Goal of the exercise :: Every record should be copied exactly, except that pictures are to be omitted.

::::

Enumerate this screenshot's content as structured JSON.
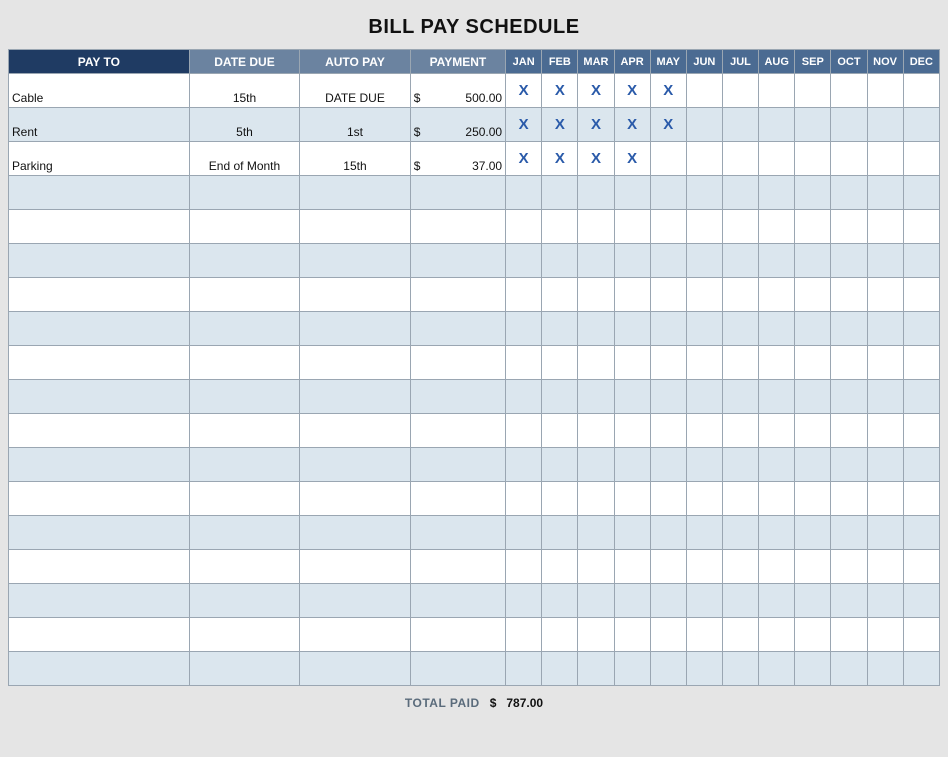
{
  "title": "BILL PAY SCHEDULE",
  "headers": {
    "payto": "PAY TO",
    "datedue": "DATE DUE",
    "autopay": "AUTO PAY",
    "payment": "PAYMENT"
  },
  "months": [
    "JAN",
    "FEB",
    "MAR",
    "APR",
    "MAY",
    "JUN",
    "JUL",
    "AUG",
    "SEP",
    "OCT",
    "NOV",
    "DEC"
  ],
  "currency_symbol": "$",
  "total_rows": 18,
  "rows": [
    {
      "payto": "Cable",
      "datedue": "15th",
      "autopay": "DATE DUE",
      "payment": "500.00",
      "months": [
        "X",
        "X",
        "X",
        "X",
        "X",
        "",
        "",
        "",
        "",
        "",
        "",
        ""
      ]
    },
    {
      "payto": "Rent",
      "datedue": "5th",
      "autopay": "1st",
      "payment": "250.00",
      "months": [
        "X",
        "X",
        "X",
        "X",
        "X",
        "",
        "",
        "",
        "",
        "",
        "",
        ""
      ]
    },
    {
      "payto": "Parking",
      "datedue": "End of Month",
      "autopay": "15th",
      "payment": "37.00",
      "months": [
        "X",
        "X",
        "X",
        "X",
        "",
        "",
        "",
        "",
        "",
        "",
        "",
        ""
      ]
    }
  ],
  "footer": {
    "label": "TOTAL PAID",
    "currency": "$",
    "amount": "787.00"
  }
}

::::

The result ::
Enumerate this screenshot's content as structured JSON.
{
  "title": "BILL PAY SCHEDULE",
  "headers": {
    "payto": "PAY TO",
    "datedue": "DATE DUE",
    "autopay": "AUTO PAY",
    "payment": "PAYMENT"
  },
  "months": [
    "JAN",
    "FEB",
    "MAR",
    "APR",
    "MAY",
    "JUN",
    "JUL",
    "AUG",
    "SEP",
    "OCT",
    "NOV",
    "DEC"
  ],
  "currency_symbol": "$",
  "total_rows": 18,
  "rows": [
    {
      "payto": "Cable",
      "datedue": "15th",
      "autopay": "DATE DUE",
      "payment": "500.00",
      "months": [
        "X",
        "X",
        "X",
        "X",
        "X",
        "",
        "",
        "",
        "",
        "",
        "",
        ""
      ]
    },
    {
      "payto": "Rent",
      "datedue": "5th",
      "autopay": "1st",
      "payment": "250.00",
      "months": [
        "X",
        "X",
        "X",
        "X",
        "X",
        "",
        "",
        "",
        "",
        "",
        "",
        ""
      ]
    },
    {
      "payto": "Parking",
      "datedue": "End of Month",
      "autopay": "15th",
      "payment": "37.00",
      "months": [
        "X",
        "X",
        "X",
        "X",
        "",
        "",
        "",
        "",
        "",
        "",
        "",
        ""
      ]
    }
  ],
  "footer": {
    "label": "TOTAL PAID",
    "currency": "$",
    "amount": "787.00"
  }
}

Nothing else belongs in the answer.